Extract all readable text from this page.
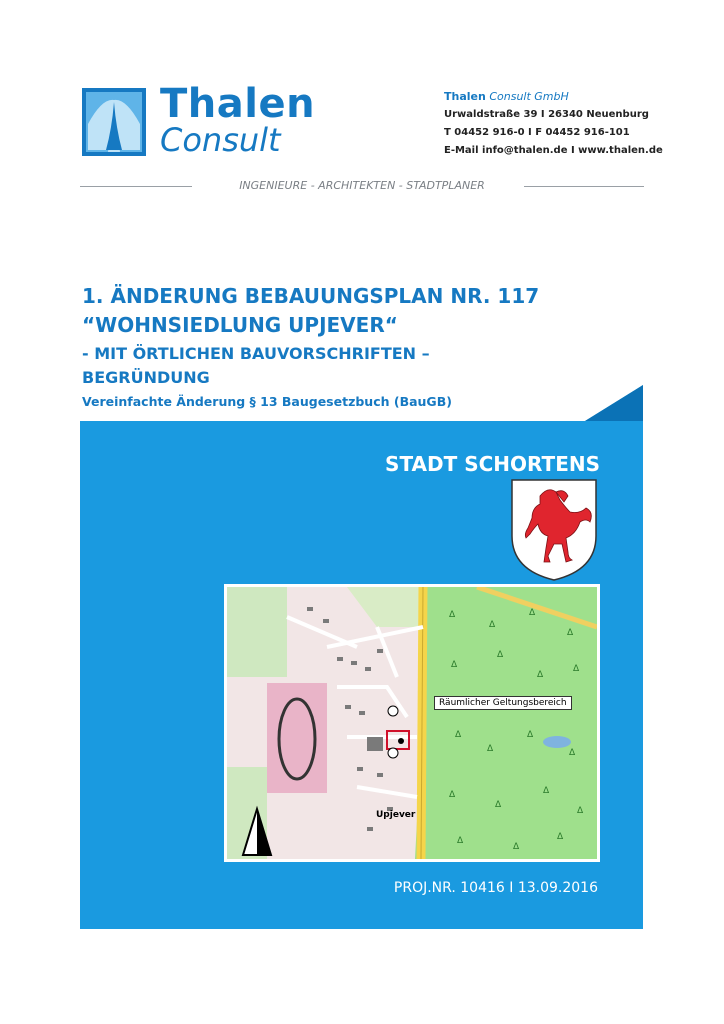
Thalen
Consult
Thalen Consult GmbH
Urwaldstraße 39 I 26340 Neuenburg
T 04452 916-0 I F 04452 916-101
E-Mail info@thalen.de I www.thalen.de
INGENIEURE - ARCHITEKTEN - STADTPLANER
1. ÄNDERUNG BEBAUUNGSPLAN NR. 117
“WOHNSIEDLUNG UPJEVER“
- MIT ÖRTLICHEN BAUVORSCHRIFTEN –
BEGRÜNDUNG
Vereinfachte Änderung § 13 Baugesetzbuch (BauGB)
STADT SCHORTENS
Δ
Δ
Δ
Δ
Δ
Δ
Δ
Δ
Δ
Δ
Δ
Δ
Δ
Δ
Δ
Δ
Δ
Δ
Δ
Räumlicher Geltungsbereich
Upjever
PROJ.NR. 10416 I 13.09.2016
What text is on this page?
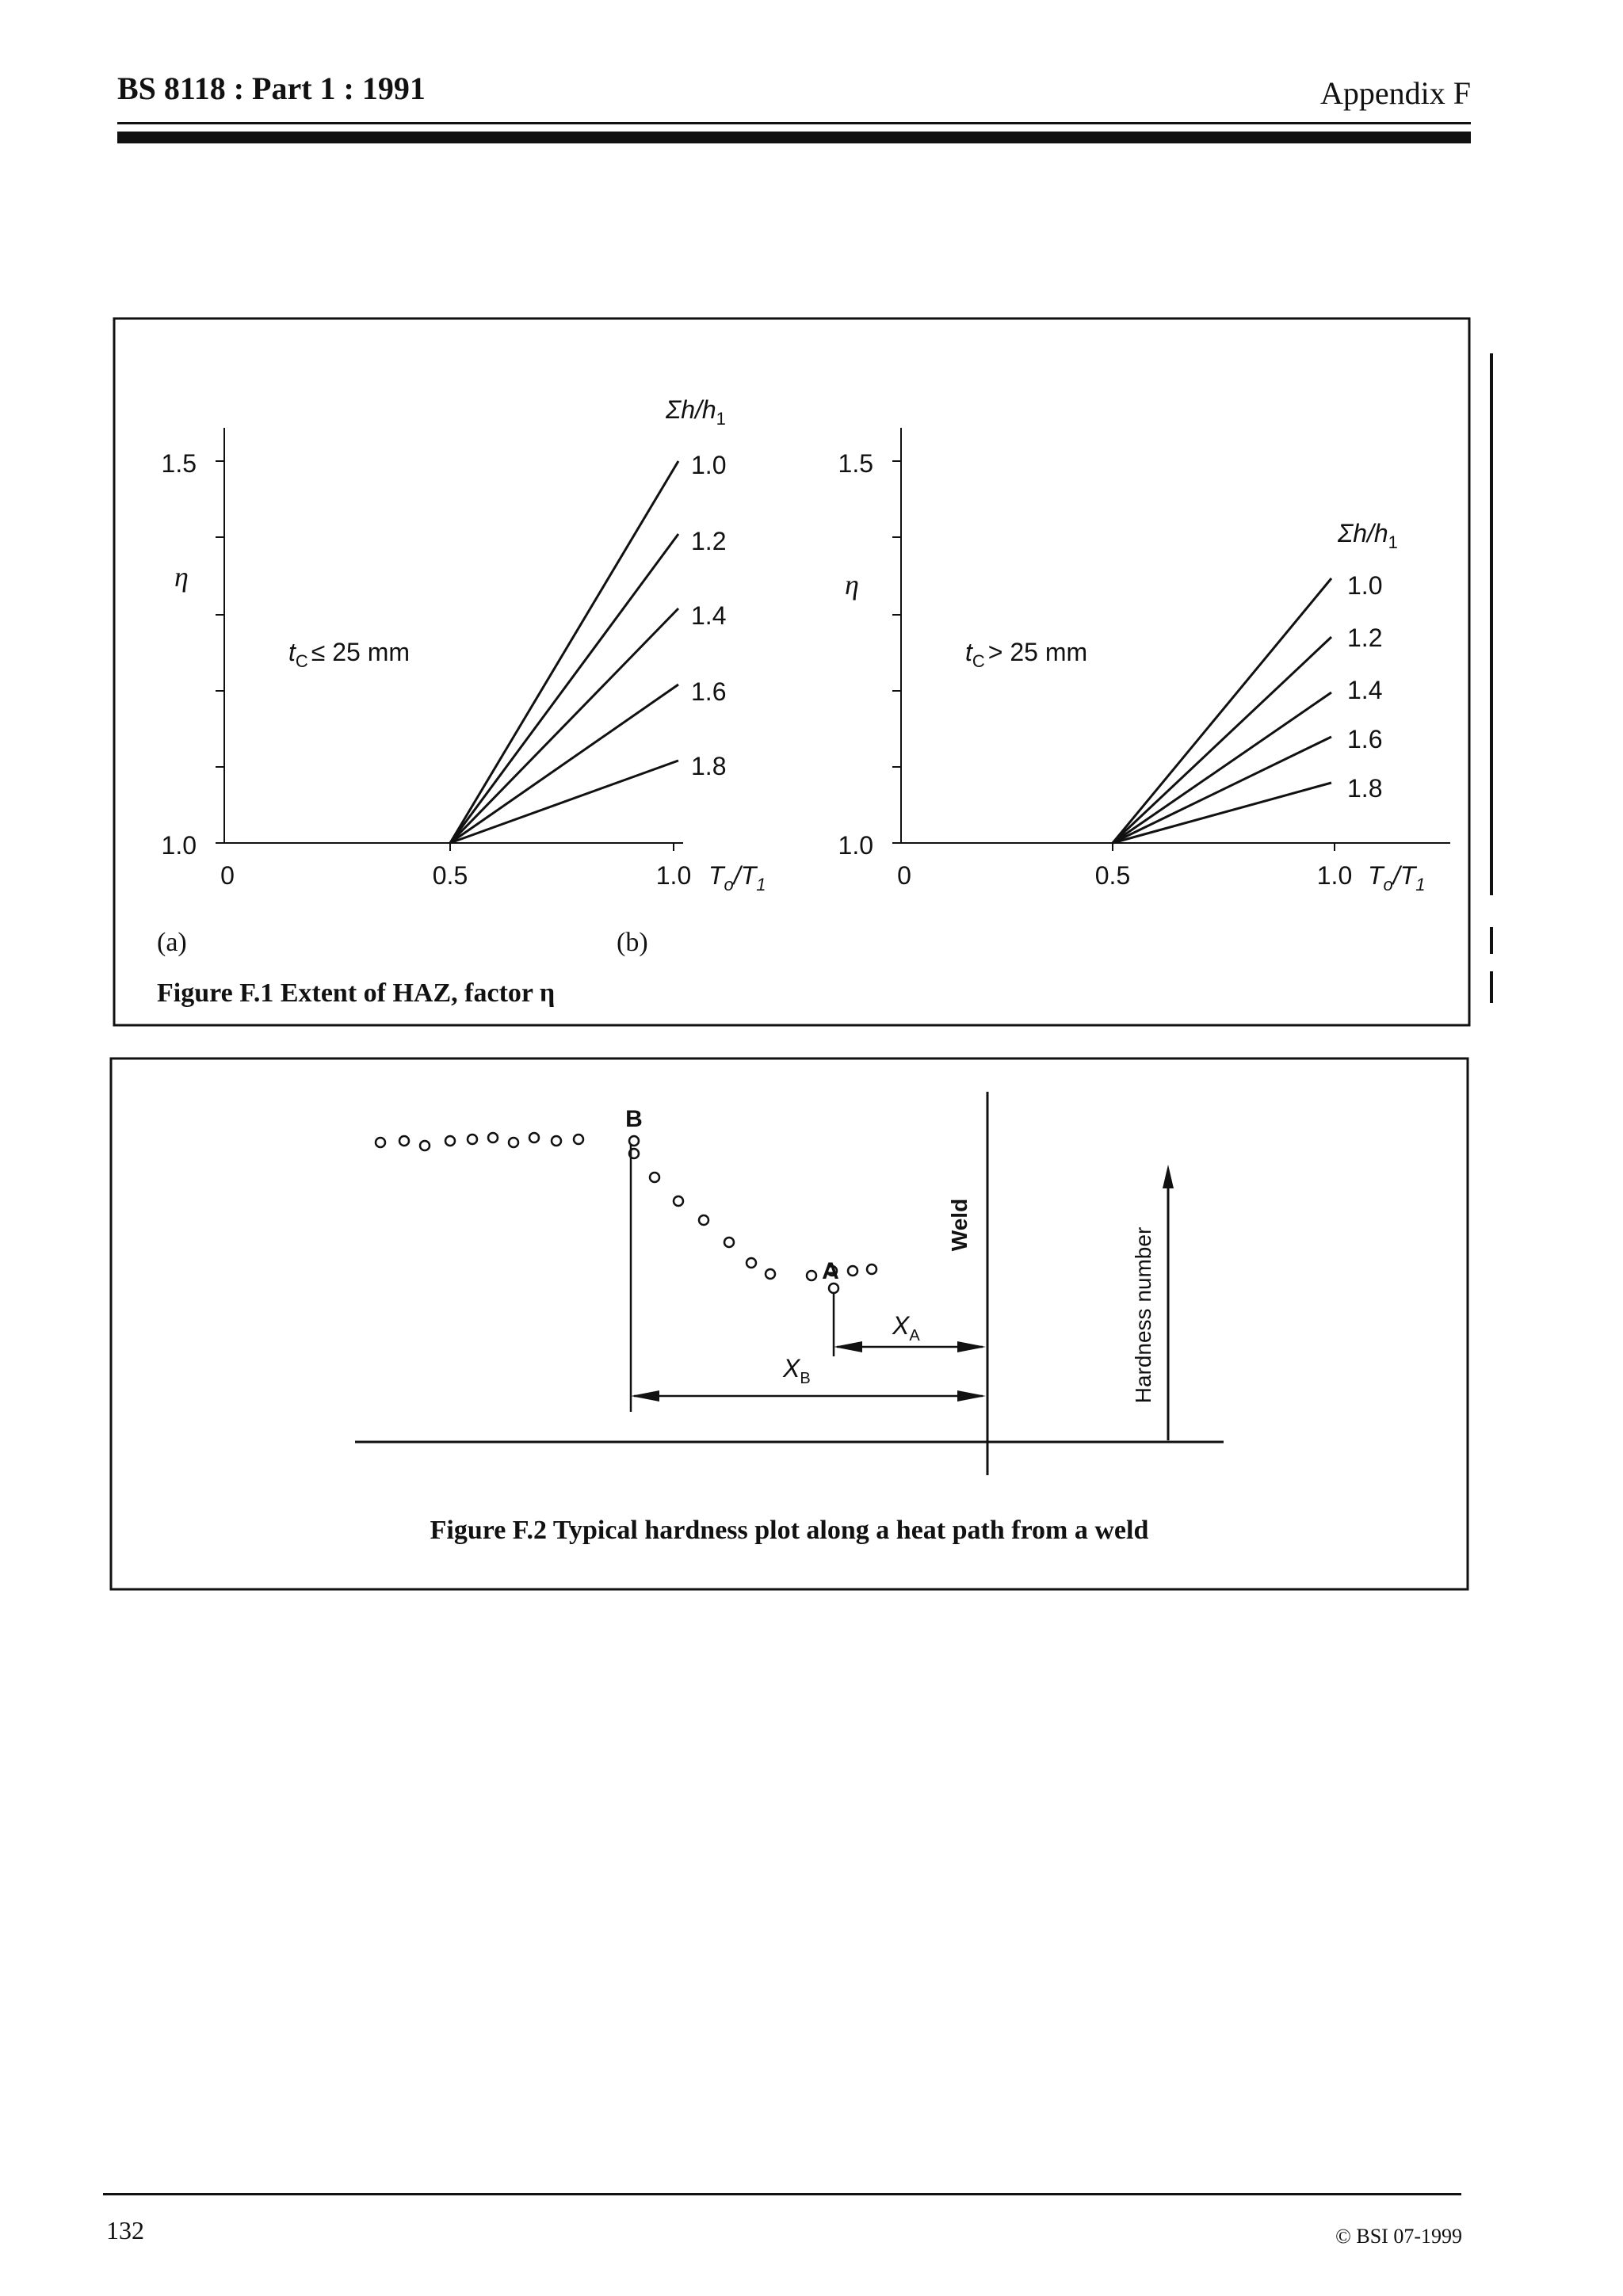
BS 8118 : Part 1 : 1991	Appendix F
1.5
1.0
η
0	0.5	1.0 $T_o/T_1$
$t_C \le 25$ mm
$\Sigma h/h_1$
1.0
1.2
1.4
1.6
1.8
1.5
1.0
η
0	0.5	1.0 $T_o/T_1$
$t_C > 25$ mm
$\Sigma h/h_1$
1.0
1.2
1.4
1.6
1.8
(a)	(b)
Figure F.1 Extent of HAZ, factor η
B
A
$X_A$
$X_B$
Weld
Hardness number
Figure F.2 Typical hardness plot along a heat path from a weld
132	© BSI 07-1999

### PROBLEM TO SOLVE
Reproduce the full listing above verbatim, with no pictures included.

### WRITTEN SOLUTION
Extract all readable text from this page.
Thalen
Consult
Thalen Consult GmbH
Urwaldstraße 39 I 26340 Neuenburg
T 04452 916-0 I F 04452 916-101
E-Mail info@thalen.de I www.thalen.de
INGENIEURE - ARCHITEKTEN - STADTPLANER
1. ÄNDERUNG BEBAUUNGSPLAN NR. 117
“WOHNSIEDLUNG UPJEVER“
- MIT ÖRTLICHEN BAUVORSCHRIFTEN –
BEGRÜNDUNG
Vereinfachte Änderung § 13 Baugesetzbuch (BauGB)
STADT SCHORTENS
Δ
Δ
Δ
Δ
Δ
Δ
Δ
Δ
Δ
Δ
Δ
Δ
Δ
Δ
Δ
Δ
Δ
Δ
Δ
Räumlicher Geltungsbereich
Upjever
PROJ.NR. 10416 I 13.09.2016
What text is on this page?
BS 8118 : Part 1 : 1991	Appendix F
1.5
1.0
η
0	0.5	1.0 $T_o/T_1$
$t_C \le 25$ mm
$\Sigma h/h_1$
1.0
1.2
1.4
1.6
1.8
1.5
1.0
η
0	0.5	1.0 $T_o/T_1$
$t_C > 25$ mm
$\Sigma h/h_1$
1.0
1.2
1.4
1.6
1.8
(a)	(b)
Figure F.1 Extent of HAZ, factor η
B
A
$X_A$
$X_B$
Weld
Hardness number
Figure F.2 Typical hardness plot along a heat path from a weld
132	© BSI 07-1999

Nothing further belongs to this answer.